** Begin **
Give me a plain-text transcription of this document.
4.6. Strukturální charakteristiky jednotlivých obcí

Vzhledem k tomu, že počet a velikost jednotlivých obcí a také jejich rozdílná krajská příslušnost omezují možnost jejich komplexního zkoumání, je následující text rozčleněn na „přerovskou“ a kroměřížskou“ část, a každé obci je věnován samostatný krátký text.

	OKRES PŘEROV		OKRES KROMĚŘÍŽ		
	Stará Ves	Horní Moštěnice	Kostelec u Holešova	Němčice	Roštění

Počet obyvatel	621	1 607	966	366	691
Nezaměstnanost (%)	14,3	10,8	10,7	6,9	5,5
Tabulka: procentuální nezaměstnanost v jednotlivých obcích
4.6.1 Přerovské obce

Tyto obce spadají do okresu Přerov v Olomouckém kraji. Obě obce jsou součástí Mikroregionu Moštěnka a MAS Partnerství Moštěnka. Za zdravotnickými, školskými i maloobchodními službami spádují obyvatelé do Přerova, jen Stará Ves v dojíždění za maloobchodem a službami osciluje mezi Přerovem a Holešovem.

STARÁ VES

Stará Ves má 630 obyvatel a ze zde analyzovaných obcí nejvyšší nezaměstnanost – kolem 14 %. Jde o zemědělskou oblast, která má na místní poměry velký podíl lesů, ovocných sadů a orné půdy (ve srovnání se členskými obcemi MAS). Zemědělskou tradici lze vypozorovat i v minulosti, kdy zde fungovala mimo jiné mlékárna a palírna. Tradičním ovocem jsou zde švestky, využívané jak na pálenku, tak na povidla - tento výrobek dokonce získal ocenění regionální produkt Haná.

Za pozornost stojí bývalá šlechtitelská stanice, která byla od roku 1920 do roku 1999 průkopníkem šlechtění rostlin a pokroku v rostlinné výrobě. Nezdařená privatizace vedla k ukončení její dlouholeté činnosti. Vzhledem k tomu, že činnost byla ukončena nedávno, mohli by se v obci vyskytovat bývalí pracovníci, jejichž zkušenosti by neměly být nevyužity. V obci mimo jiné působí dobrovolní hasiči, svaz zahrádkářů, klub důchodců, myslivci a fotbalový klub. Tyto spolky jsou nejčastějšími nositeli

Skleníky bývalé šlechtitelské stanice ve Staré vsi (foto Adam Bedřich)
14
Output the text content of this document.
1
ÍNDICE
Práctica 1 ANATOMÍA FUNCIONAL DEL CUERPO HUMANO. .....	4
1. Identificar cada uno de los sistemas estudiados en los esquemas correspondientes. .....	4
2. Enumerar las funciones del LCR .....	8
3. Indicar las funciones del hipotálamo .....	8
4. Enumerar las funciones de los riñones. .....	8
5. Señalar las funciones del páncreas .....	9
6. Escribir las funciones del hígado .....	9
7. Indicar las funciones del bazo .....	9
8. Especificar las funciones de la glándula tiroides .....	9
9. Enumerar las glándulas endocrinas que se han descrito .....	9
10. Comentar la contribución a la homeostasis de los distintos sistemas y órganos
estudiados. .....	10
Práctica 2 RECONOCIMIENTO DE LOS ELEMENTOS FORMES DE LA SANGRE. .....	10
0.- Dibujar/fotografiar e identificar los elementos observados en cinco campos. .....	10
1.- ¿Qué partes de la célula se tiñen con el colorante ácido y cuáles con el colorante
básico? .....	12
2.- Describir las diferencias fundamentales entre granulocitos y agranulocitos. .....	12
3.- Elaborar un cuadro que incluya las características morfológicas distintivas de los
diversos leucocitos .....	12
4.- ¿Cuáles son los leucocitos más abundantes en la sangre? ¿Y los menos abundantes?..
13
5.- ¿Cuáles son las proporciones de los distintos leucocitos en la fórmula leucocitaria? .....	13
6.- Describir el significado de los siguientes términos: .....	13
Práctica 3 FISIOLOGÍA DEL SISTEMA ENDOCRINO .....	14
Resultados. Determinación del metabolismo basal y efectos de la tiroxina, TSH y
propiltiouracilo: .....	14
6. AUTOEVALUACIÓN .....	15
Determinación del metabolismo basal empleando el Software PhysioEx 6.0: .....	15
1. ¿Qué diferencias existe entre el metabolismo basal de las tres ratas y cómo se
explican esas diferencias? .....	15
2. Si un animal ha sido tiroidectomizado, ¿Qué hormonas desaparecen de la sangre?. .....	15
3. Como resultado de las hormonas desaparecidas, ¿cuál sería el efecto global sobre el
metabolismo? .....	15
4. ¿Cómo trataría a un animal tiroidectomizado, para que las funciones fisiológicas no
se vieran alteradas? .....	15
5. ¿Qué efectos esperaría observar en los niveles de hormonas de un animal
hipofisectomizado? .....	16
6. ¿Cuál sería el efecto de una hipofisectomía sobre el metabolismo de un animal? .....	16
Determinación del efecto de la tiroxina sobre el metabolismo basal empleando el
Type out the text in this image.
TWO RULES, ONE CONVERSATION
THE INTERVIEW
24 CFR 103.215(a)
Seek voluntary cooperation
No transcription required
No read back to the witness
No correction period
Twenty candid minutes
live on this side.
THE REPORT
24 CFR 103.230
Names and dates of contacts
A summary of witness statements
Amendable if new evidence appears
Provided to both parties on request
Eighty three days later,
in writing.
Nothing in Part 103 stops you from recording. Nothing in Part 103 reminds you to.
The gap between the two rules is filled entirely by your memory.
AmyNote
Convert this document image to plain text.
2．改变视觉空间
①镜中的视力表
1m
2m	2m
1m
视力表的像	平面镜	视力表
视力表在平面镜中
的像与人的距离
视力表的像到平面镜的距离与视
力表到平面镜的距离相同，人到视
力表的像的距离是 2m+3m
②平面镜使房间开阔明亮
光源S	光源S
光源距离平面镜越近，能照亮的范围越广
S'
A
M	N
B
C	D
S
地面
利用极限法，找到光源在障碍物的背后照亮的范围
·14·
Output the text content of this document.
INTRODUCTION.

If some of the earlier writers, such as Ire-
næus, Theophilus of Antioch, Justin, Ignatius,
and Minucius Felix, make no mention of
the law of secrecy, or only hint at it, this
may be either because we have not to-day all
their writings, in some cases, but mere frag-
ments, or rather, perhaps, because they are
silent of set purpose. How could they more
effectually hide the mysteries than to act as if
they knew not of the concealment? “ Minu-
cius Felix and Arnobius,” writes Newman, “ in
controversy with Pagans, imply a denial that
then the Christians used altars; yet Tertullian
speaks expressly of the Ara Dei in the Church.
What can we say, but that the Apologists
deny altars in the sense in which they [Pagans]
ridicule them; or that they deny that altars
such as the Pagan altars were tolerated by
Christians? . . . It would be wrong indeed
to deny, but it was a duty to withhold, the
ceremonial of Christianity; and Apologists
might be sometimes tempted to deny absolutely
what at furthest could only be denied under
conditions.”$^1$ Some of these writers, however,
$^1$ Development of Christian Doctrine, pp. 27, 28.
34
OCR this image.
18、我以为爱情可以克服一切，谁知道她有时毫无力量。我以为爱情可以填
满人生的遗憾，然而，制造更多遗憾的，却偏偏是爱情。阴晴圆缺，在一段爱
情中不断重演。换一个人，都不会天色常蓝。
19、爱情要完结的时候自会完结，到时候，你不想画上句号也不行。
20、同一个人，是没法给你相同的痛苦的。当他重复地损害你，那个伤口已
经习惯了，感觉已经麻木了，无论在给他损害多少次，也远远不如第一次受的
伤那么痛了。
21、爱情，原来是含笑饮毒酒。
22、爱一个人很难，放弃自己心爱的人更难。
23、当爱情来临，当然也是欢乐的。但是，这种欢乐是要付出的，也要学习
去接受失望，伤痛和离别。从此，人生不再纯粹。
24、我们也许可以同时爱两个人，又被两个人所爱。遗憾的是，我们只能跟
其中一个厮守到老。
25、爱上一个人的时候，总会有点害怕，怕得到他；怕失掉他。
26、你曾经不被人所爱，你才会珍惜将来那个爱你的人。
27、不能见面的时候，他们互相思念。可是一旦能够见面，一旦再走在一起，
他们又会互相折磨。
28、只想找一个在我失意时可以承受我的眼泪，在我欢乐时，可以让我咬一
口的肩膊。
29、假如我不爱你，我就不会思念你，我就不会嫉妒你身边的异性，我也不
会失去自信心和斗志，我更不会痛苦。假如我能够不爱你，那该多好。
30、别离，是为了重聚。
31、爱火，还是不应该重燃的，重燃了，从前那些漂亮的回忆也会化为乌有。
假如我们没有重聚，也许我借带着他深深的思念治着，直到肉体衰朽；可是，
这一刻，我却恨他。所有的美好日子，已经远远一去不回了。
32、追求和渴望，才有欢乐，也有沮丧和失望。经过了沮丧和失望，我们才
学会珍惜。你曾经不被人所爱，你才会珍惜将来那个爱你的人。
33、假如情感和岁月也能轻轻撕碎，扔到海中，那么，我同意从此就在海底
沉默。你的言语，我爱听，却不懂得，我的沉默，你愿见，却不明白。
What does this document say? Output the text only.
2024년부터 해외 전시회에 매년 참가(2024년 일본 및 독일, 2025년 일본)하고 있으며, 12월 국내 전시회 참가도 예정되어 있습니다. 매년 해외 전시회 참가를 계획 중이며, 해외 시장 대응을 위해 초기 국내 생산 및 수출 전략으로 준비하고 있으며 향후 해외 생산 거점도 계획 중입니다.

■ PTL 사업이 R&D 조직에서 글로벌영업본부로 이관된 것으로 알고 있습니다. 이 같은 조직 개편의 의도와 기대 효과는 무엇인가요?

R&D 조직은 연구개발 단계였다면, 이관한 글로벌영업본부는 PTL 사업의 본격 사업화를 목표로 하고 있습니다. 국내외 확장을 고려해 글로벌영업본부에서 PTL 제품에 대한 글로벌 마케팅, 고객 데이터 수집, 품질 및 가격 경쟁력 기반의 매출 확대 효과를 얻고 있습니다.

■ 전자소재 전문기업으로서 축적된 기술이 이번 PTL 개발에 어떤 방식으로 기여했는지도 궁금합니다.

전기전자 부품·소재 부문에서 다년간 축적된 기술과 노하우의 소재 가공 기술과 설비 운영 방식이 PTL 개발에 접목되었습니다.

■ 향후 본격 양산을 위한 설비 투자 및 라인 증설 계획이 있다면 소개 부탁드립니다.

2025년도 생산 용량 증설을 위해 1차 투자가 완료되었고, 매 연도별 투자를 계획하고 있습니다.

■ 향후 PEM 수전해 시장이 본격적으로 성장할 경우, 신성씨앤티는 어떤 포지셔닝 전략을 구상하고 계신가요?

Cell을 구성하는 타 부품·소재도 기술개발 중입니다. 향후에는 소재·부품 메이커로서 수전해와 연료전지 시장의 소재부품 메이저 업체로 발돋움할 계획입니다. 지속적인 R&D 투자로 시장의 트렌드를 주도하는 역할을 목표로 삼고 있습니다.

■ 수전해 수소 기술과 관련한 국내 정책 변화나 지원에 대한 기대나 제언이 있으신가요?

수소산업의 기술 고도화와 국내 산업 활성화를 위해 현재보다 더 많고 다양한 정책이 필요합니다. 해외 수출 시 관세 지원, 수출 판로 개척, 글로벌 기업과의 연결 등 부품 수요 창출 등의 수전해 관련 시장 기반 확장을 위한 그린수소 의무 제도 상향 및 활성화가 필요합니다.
** End **
• SHORT TASK
Nothing but the lines from the one with "What does this" through the end of the data above should be repeated, each exactly as it stands.

• OUTPUT OF THE EXERCISE
What does this document say? Output the text only.
2024년부터 해외 전시회에 매년 참가(2024년 일본 및 독일, 2025년 일본)하고 있으며, 12월 국내 전시회 참가도 예정되어 있습니다. 매년 해외 전시회 참가를 계획 중이며, 해외 시장 대응을 위해 초기 국내 생산 및 수출 전략으로 준비하고 있으며 향후 해외 생산 거점도 계획 중입니다.

■ PTL 사업이 R&D 조직에서 글로벌영업본부로 이관된 것으로 알고 있습니다. 이 같은 조직 개편의 의도와 기대 효과는 무엇인가요?

R&D 조직은 연구개발 단계였다면, 이관한 글로벌영업본부는 PTL 사업의 본격 사업화를 목표로 하고 있습니다. 국내외 확장을 고려해 글로벌영업본부에서 PTL 제품에 대한 글로벌 마케팅, 고객 데이터 수집, 품질 및 가격 경쟁력 기반의 매출 확대 효과를 얻고 있습니다.

■ 전자소재 전문기업으로서 축적된 기술이 이번 PTL 개발에 어떤 방식으로 기여했는지도 궁금합니다.

전기전자 부품·소재 부문에서 다년간 축적된 기술과 노하우의 소재 가공 기술과 설비 운영 방식이 PTL 개발에 접목되었습니다.

■ 향후 본격 양산을 위한 설비 투자 및 라인 증설 계획이 있다면 소개 부탁드립니다.

2025년도 생산 용량 증설을 위해 1차 투자가 완료되었고, 매 연도별 투자를 계획하고 있습니다.

■ 향후 PEM 수전해 시장이 본격적으로 성장할 경우, 신성씨앤티는 어떤 포지셔닝 전략을 구상하고 계신가요?

Cell을 구성하는 타 부품·소재도 기술개발 중입니다. 향후에는 소재·부품 메이커로서 수전해와 연료전지 시장의 소재부품 메이저 업체로 발돋움할 계획입니다. 지속적인 R&D 투자로 시장의 트렌드를 주도하는 역할을 목표로 삼고 있습니다.

■ 수전해 수소 기술과 관련한 국내 정책 변화나 지원에 대한 기대나 제언이 있으신가요?

수소산업의 기술 고도화와 국내 산업 활성화를 위해 현재보다 더 많고 다양한 정책이 필요합니다. 해외 수출 시 관세 지원, 수출 판로 개척, 글로벌 기업과의 연결 등 부품 수요 창출 등의 수전해 관련 시장 기반 확장을 위한 그린수소 의무 제도 상향 및 활성화가 필요합니다.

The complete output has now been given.